-- Directive --
Go through the entries and transcribe each one exactly, dropping the pictures.
* * * * *
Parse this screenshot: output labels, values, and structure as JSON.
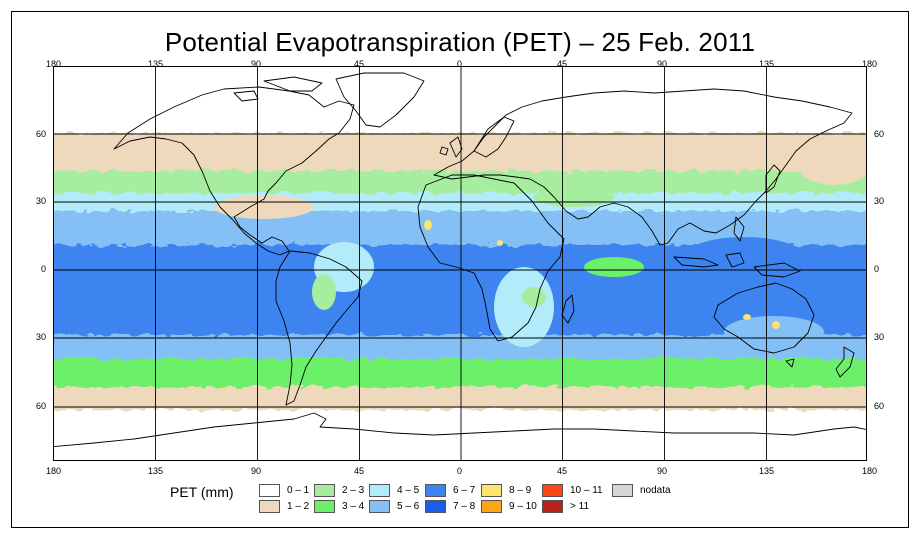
{
  "title": "Potential Evapotranspiration (PET) – 25 Feb. 2011",
  "axes": {
    "lon_labels": [
      "180",
      "135",
      "90",
      "45",
      "0",
      "45",
      "90",
      "135",
      "180"
    ],
    "lat_labels": [
      "60",
      "30",
      "0",
      "30",
      "60"
    ]
  },
  "legend": {
    "title": "PET (mm)",
    "items": [
      {
        "label": "0 – 1",
        "color": "#ffffff"
      },
      {
        "label": "1 – 2",
        "color": "#efd9bc"
      },
      {
        "label": "2 – 3",
        "color": "#a6ed9f"
      },
      {
        "label": "3 – 4",
        "color": "#6cf06a"
      },
      {
        "label": "4 – 5",
        "color": "#b2ecfa"
      },
      {
        "label": "5 – 6",
        "color": "#84bff5"
      },
      {
        "label": "6 – 7",
        "color": "#3d84f0"
      },
      {
        "label": "7 – 8",
        "color": "#1a5de8"
      },
      {
        "label": "8 – 9",
        "color": "#ffe36e"
      },
      {
        "label": "9 – 10",
        "color": "#ffa318"
      },
      {
        "label": "10 – 11",
        "color": "#ff4516"
      },
      {
        "label": "> 11",
        "color": "#b5231b"
      },
      {
        "label": "nodata",
        "color": "#d6d6d6"
      }
    ]
  },
  "pet_zonal_bands": [
    {
      "lat_range": [
        90,
        62
      ],
      "class": "0 – 1"
    },
    {
      "lat_range": [
        62,
        48
      ],
      "class": "1 – 2"
    },
    {
      "lat_range": [
        48,
        38
      ],
      "class": "2 – 3"
    },
    {
      "lat_range": [
        38,
        32
      ],
      "class": "4 – 5"
    },
    {
      "lat_range": [
        32,
        20
      ],
      "class": "5 – 6"
    },
    {
      "lat_range": [
        20,
        -25
      ],
      "class": "6 – 7"
    },
    {
      "lat_range": [
        -25,
        -35
      ],
      "class": "5 – 6"
    },
    {
      "lat_range": [
        -35,
        -45
      ],
      "class": "3 – 4"
    },
    {
      "lat_range": [
        -45,
        -58
      ],
      "class": "1 – 2"
    },
    {
      "lat_range": [
        -58,
        -90
      ],
      "class": "0 – 1"
    }
  ]
}
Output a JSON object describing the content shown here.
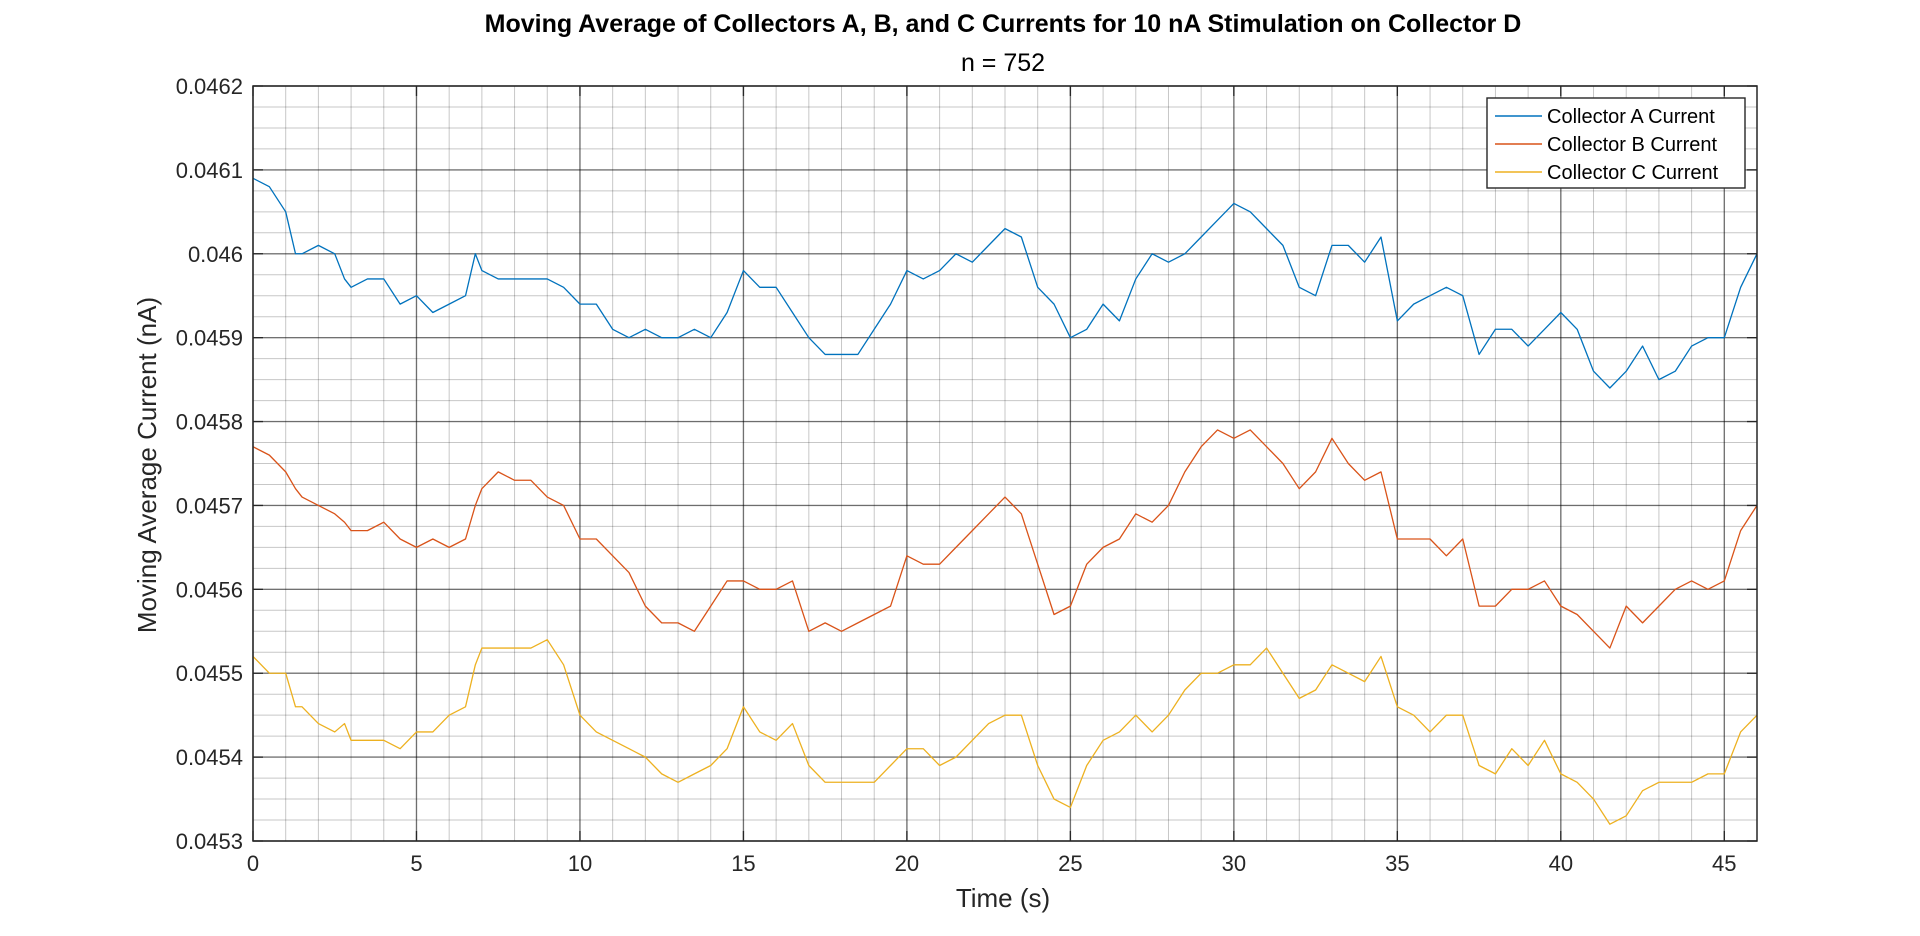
* * * * *
-- Finished exercise --
Parse this screenshot: output labels, values, and structure as JSON.
{
  "title": "Potential Evapotranspiration (PET) – 25 Feb. 2011",
  "axes": {
    "lon_labels": [
      "180",
      "135",
      "90",
      "45",
      "0",
      "45",
      "90",
      "135",
      "180"
    ],
    "lat_labels": [
      "60",
      "30",
      "0",
      "30",
      "60"
    ]
  },
  "legend": {
    "title": "PET (mm)",
    "items": [
      {
        "label": "0 – 1",
        "color": "#ffffff"
      },
      {
        "label": "1 – 2",
        "color": "#efd9bc"
      },
      {
        "label": "2 – 3",
        "color": "#a6ed9f"
      },
      {
        "label": "3 – 4",
        "color": "#6cf06a"
      },
      {
        "label": "4 – 5",
        "color": "#b2ecfa"
      },
      {
        "label": "5 – 6",
        "color": "#84bff5"
      },
      {
        "label": "6 – 7",
        "color": "#3d84f0"
      },
      {
        "label": "7 – 8",
        "color": "#1a5de8"
      },
      {
        "label": "8 – 9",
        "color": "#ffe36e"
      },
      {
        "label": "9 – 10",
        "color": "#ffa318"
      },
      {
        "label": "10 – 11",
        "color": "#ff4516"
      },
      {
        "label": "> 11",
        "color": "#b5231b"
      },
      {
        "label": "nodata",
        "color": "#d6d6d6"
      }
    ]
  },
  "pet_zonal_bands": [
    {
      "lat_range": [
        90,
        62
      ],
      "class": "0 – 1"
    },
    {
      "lat_range": [
        62,
        48
      ],
      "class": "1 – 2"
    },
    {
      "lat_range": [
        48,
        38
      ],
      "class": "2 – 3"
    },
    {
      "lat_range": [
        38,
        32
      ],
      "class": "4 – 5"
    },
    {
      "lat_range": [
        32,
        20
      ],
      "class": "5 – 6"
    },
    {
      "lat_range": [
        20,
        -25
      ],
      "class": "6 – 7"
    },
    {
      "lat_range": [
        -25,
        -35
      ],
      "class": "5 – 6"
    },
    {
      "lat_range": [
        -35,
        -45
      ],
      "class": "3 – 4"
    },
    {
      "lat_range": [
        -45,
        -58
      ],
      "class": "1 – 2"
    },
    {
      "lat_range": [
        -58,
        -90
      ],
      "class": "0 – 1"
    }
  ]
}
Output a JSON object describing the content shown here.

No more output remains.